──────── SUPPLIED MATERIAL

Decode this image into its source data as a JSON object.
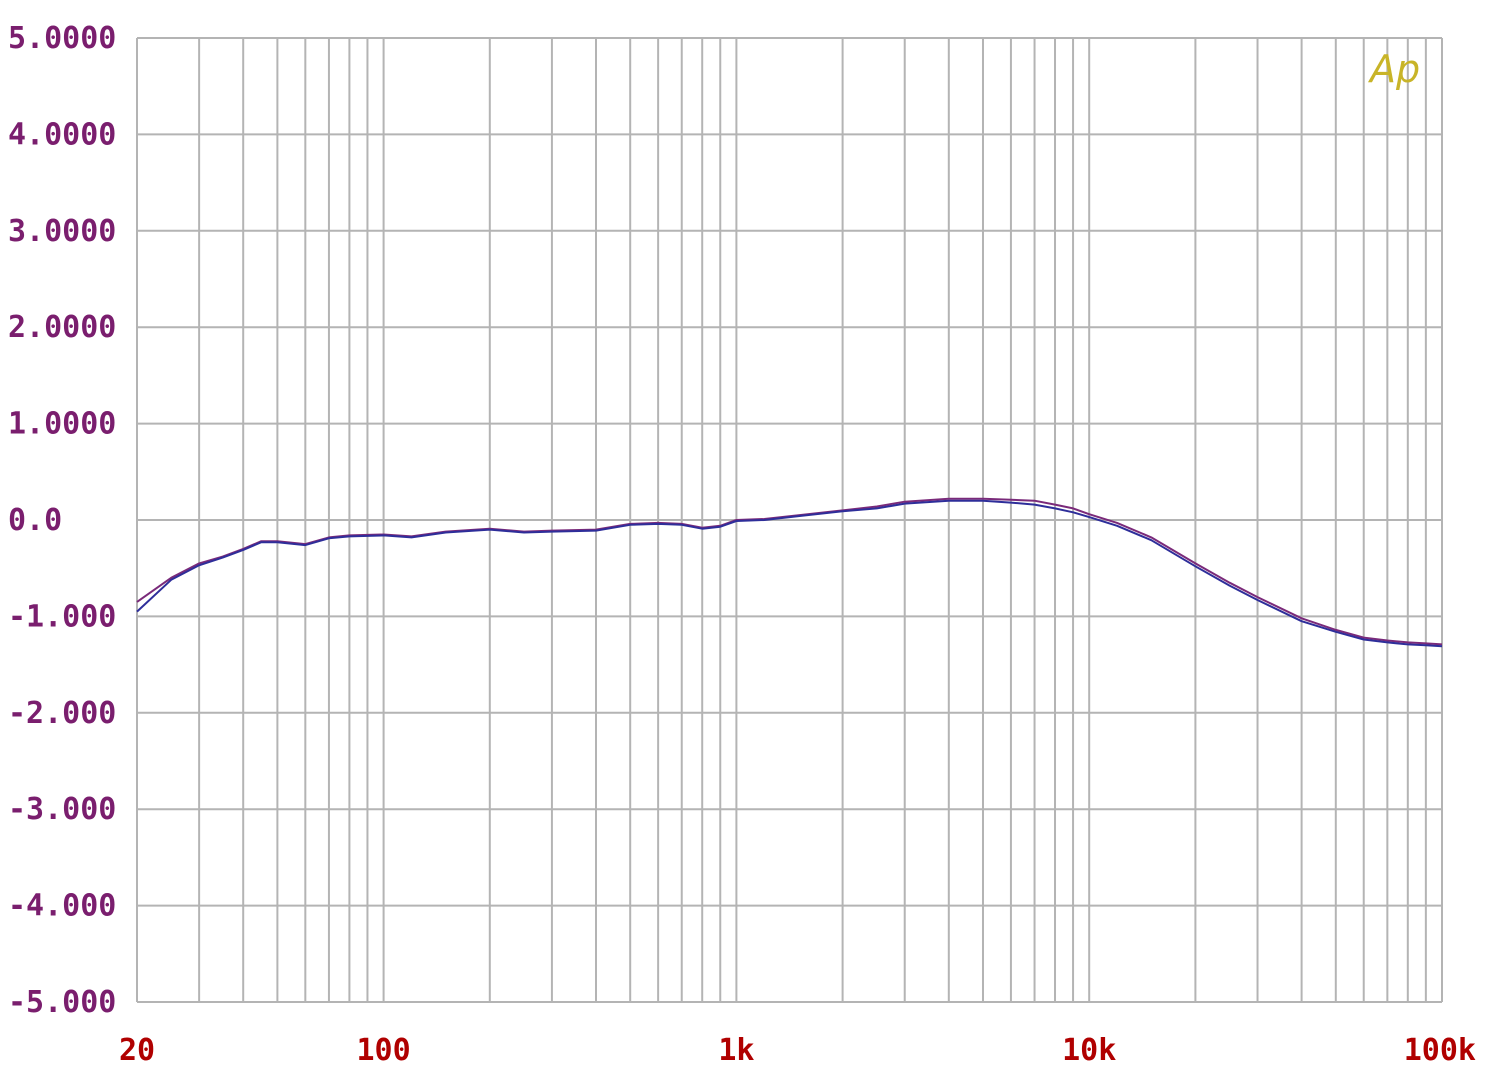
{
  "colors": {
    "grid": "#b4b4b4",
    "y_tick_text": "#7a1e6e",
    "x_tick_text": "#b00000",
    "logo": "#c8b428",
    "series": [
      "#7a2a7a",
      "#2e2e9a"
    ]
  },
  "logo": {
    "text": "Ap"
  },
  "chart_data": {
    "type": "line",
    "title": "",
    "xlabel": "",
    "ylabel": "",
    "x_scale": "log",
    "xlim": [
      20,
      100000
    ],
    "ylim": [
      -5,
      5
    ],
    "grid": true,
    "y_ticks": [
      {
        "value": 5,
        "label": "5.0000"
      },
      {
        "value": 4,
        "label": "4.0000"
      },
      {
        "value": 3,
        "label": "3.0000"
      },
      {
        "value": 2,
        "label": "2.0000"
      },
      {
        "value": 1,
        "label": "1.0000"
      },
      {
        "value": 0,
        "label": "0.0"
      },
      {
        "value": -1,
        "label": "-1.000"
      },
      {
        "value": -2,
        "label": "-2.000"
      },
      {
        "value": -3,
        "label": "-3.000"
      },
      {
        "value": -4,
        "label": "-4.000"
      },
      {
        "value": -5,
        "label": "-5.000"
      }
    ],
    "x_ticks": [
      {
        "value": 20,
        "label": "20"
      },
      {
        "value": 100,
        "label": "100"
      },
      {
        "value": 1000,
        "label": "1k"
      },
      {
        "value": 10000,
        "label": "10k"
      },
      {
        "value": 100000,
        "label": "100k"
      }
    ],
    "x_grid": [
      20,
      30,
      40,
      50,
      60,
      70,
      80,
      90,
      100,
      200,
      300,
      400,
      500,
      600,
      700,
      800,
      900,
      1000,
      2000,
      3000,
      4000,
      5000,
      6000,
      7000,
      8000,
      9000,
      10000,
      20000,
      30000,
      40000,
      50000,
      60000,
      70000,
      80000,
      90000,
      100000
    ],
    "series": [
      {
        "values": [
          [
            20,
            -0.85
          ],
          [
            25,
            -0.6
          ],
          [
            30,
            -0.45
          ],
          [
            35,
            -0.38
          ],
          [
            40,
            -0.3
          ],
          [
            45,
            -0.22
          ],
          [
            50,
            -0.22
          ],
          [
            60,
            -0.25
          ],
          [
            70,
            -0.18
          ],
          [
            80,
            -0.16
          ],
          [
            100,
            -0.15
          ],
          [
            120,
            -0.17
          ],
          [
            150,
            -0.12
          ],
          [
            200,
            -0.09
          ],
          [
            250,
            -0.12
          ],
          [
            300,
            -0.11
          ],
          [
            400,
            -0.1
          ],
          [
            500,
            -0.04
          ],
          [
            600,
            -0.03
          ],
          [
            700,
            -0.04
          ],
          [
            800,
            -0.08
          ],
          [
            900,
            -0.06
          ],
          [
            1000,
            0.0
          ],
          [
            1200,
            0.01
          ],
          [
            1500,
            0.05
          ],
          [
            2000,
            0.1
          ],
          [
            2500,
            0.14
          ],
          [
            3000,
            0.19
          ],
          [
            4000,
            0.22
          ],
          [
            5000,
            0.22
          ],
          [
            6000,
            0.21
          ],
          [
            7000,
            0.2
          ],
          [
            8000,
            0.16
          ],
          [
            9000,
            0.12
          ],
          [
            10000,
            0.06
          ],
          [
            12000,
            -0.03
          ],
          [
            15000,
            -0.18
          ],
          [
            20000,
            -0.45
          ],
          [
            25000,
            -0.65
          ],
          [
            30000,
            -0.8
          ],
          [
            40000,
            -1.02
          ],
          [
            50000,
            -1.14
          ],
          [
            60000,
            -1.22
          ],
          [
            70000,
            -1.25
          ],
          [
            80000,
            -1.27
          ],
          [
            90000,
            -1.28
          ],
          [
            100000,
            -1.29
          ]
        ]
      },
      {
        "values": [
          [
            20,
            -0.95
          ],
          [
            25,
            -0.62
          ],
          [
            30,
            -0.47
          ],
          [
            35,
            -0.39
          ],
          [
            40,
            -0.31
          ],
          [
            45,
            -0.23
          ],
          [
            50,
            -0.23
          ],
          [
            60,
            -0.26
          ],
          [
            70,
            -0.19
          ],
          [
            80,
            -0.17
          ],
          [
            100,
            -0.16
          ],
          [
            120,
            -0.18
          ],
          [
            150,
            -0.13
          ],
          [
            200,
            -0.1
          ],
          [
            250,
            -0.13
          ],
          [
            300,
            -0.12
          ],
          [
            400,
            -0.11
          ],
          [
            500,
            -0.05
          ],
          [
            600,
            -0.04
          ],
          [
            700,
            -0.05
          ],
          [
            800,
            -0.09
          ],
          [
            900,
            -0.07
          ],
          [
            1000,
            -0.01
          ],
          [
            1200,
            0.0
          ],
          [
            1500,
            0.04
          ],
          [
            2000,
            0.09
          ],
          [
            2500,
            0.12
          ],
          [
            3000,
            0.17
          ],
          [
            4000,
            0.2
          ],
          [
            5000,
            0.2
          ],
          [
            6000,
            0.18
          ],
          [
            7000,
            0.16
          ],
          [
            8000,
            0.12
          ],
          [
            9000,
            0.08
          ],
          [
            10000,
            0.03
          ],
          [
            12000,
            -0.06
          ],
          [
            15000,
            -0.21
          ],
          [
            20000,
            -0.48
          ],
          [
            25000,
            -0.68
          ],
          [
            30000,
            -0.83
          ],
          [
            40000,
            -1.05
          ],
          [
            50000,
            -1.16
          ],
          [
            60000,
            -1.24
          ],
          [
            70000,
            -1.27
          ],
          [
            80000,
            -1.29
          ],
          [
            90000,
            -1.3
          ],
          [
            100000,
            -1.31
          ]
        ]
      }
    ]
  }
}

────────────────

CHALLENGE: Output the entries above exactly. Drop the pictures.

RESULT BELOW:
Decode this image into its source data as a JSON object.
{
  "colors": {
    "grid": "#b4b4b4",
    "y_tick_text": "#7a1e6e",
    "x_tick_text": "#b00000",
    "logo": "#c8b428",
    "series": [
      "#7a2a7a",
      "#2e2e9a"
    ]
  },
  "logo": {
    "text": "Ap"
  },
  "chart_data": {
    "type": "line",
    "title": "",
    "xlabel": "",
    "ylabel": "",
    "x_scale": "log",
    "xlim": [
      20,
      100000
    ],
    "ylim": [
      -5,
      5
    ],
    "grid": true,
    "y_ticks": [
      {
        "value": 5,
        "label": "5.0000"
      },
      {
        "value": 4,
        "label": "4.0000"
      },
      {
        "value": 3,
        "label": "3.0000"
      },
      {
        "value": 2,
        "label": "2.0000"
      },
      {
        "value": 1,
        "label": "1.0000"
      },
      {
        "value": 0,
        "label": "0.0"
      },
      {
        "value": -1,
        "label": "-1.000"
      },
      {
        "value": -2,
        "label": "-2.000"
      },
      {
        "value": -3,
        "label": "-3.000"
      },
      {
        "value": -4,
        "label": "-4.000"
      },
      {
        "value": -5,
        "label": "-5.000"
      }
    ],
    "x_ticks": [
      {
        "value": 20,
        "label": "20"
      },
      {
        "value": 100,
        "label": "100"
      },
      {
        "value": 1000,
        "label": "1k"
      },
      {
        "value": 10000,
        "label": "10k"
      },
      {
        "value": 100000,
        "label": "100k"
      }
    ],
    "x_grid": [
      20,
      30,
      40,
      50,
      60,
      70,
      80,
      90,
      100,
      200,
      300,
      400,
      500,
      600,
      700,
      800,
      900,
      1000,
      2000,
      3000,
      4000,
      5000,
      6000,
      7000,
      8000,
      9000,
      10000,
      20000,
      30000,
      40000,
      50000,
      60000,
      70000,
      80000,
      90000,
      100000
    ],
    "series": [
      {
        "values": [
          [
            20,
            -0.85
          ],
          [
            25,
            -0.6
          ],
          [
            30,
            -0.45
          ],
          [
            35,
            -0.38
          ],
          [
            40,
            -0.3
          ],
          [
            45,
            -0.22
          ],
          [
            50,
            -0.22
          ],
          [
            60,
            -0.25
          ],
          [
            70,
            -0.18
          ],
          [
            80,
            -0.16
          ],
          [
            100,
            -0.15
          ],
          [
            120,
            -0.17
          ],
          [
            150,
            -0.12
          ],
          [
            200,
            -0.09
          ],
          [
            250,
            -0.12
          ],
          [
            300,
            -0.11
          ],
          [
            400,
            -0.1
          ],
          [
            500,
            -0.04
          ],
          [
            600,
            -0.03
          ],
          [
            700,
            -0.04
          ],
          [
            800,
            -0.08
          ],
          [
            900,
            -0.06
          ],
          [
            1000,
            0.0
          ],
          [
            1200,
            0.01
          ],
          [
            1500,
            0.05
          ],
          [
            2000,
            0.1
          ],
          [
            2500,
            0.14
          ],
          [
            3000,
            0.19
          ],
          [
            4000,
            0.22
          ],
          [
            5000,
            0.22
          ],
          [
            6000,
            0.21
          ],
          [
            7000,
            0.2
          ],
          [
            8000,
            0.16
          ],
          [
            9000,
            0.12
          ],
          [
            10000,
            0.06
          ],
          [
            12000,
            -0.03
          ],
          [
            15000,
            -0.18
          ],
          [
            20000,
            -0.45
          ],
          [
            25000,
            -0.65
          ],
          [
            30000,
            -0.8
          ],
          [
            40000,
            -1.02
          ],
          [
            50000,
            -1.14
          ],
          [
            60000,
            -1.22
          ],
          [
            70000,
            -1.25
          ],
          [
            80000,
            -1.27
          ],
          [
            90000,
            -1.28
          ],
          [
            100000,
            -1.29
          ]
        ]
      },
      {
        "values": [
          [
            20,
            -0.95
          ],
          [
            25,
            -0.62
          ],
          [
            30,
            -0.47
          ],
          [
            35,
            -0.39
          ],
          [
            40,
            -0.31
          ],
          [
            45,
            -0.23
          ],
          [
            50,
            -0.23
          ],
          [
            60,
            -0.26
          ],
          [
            70,
            -0.19
          ],
          [
            80,
            -0.17
          ],
          [
            100,
            -0.16
          ],
          [
            120,
            -0.18
          ],
          [
            150,
            -0.13
          ],
          [
            200,
            -0.1
          ],
          [
            250,
            -0.13
          ],
          [
            300,
            -0.12
          ],
          [
            400,
            -0.11
          ],
          [
            500,
            -0.05
          ],
          [
            600,
            -0.04
          ],
          [
            700,
            -0.05
          ],
          [
            800,
            -0.09
          ],
          [
            900,
            -0.07
          ],
          [
            1000,
            -0.01
          ],
          [
            1200,
            0.0
          ],
          [
            1500,
            0.04
          ],
          [
            2000,
            0.09
          ],
          [
            2500,
            0.12
          ],
          [
            3000,
            0.17
          ],
          [
            4000,
            0.2
          ],
          [
            5000,
            0.2
          ],
          [
            6000,
            0.18
          ],
          [
            7000,
            0.16
          ],
          [
            8000,
            0.12
          ],
          [
            9000,
            0.08
          ],
          [
            10000,
            0.03
          ],
          [
            12000,
            -0.06
          ],
          [
            15000,
            -0.21
          ],
          [
            20000,
            -0.48
          ],
          [
            25000,
            -0.68
          ],
          [
            30000,
            -0.83
          ],
          [
            40000,
            -1.05
          ],
          [
            50000,
            -1.16
          ],
          [
            60000,
            -1.24
          ],
          [
            70000,
            -1.27
          ],
          [
            80000,
            -1.29
          ],
          [
            90000,
            -1.3
          ],
          [
            100000,
            -1.31
          ]
        ]
      }
    ]
  }
}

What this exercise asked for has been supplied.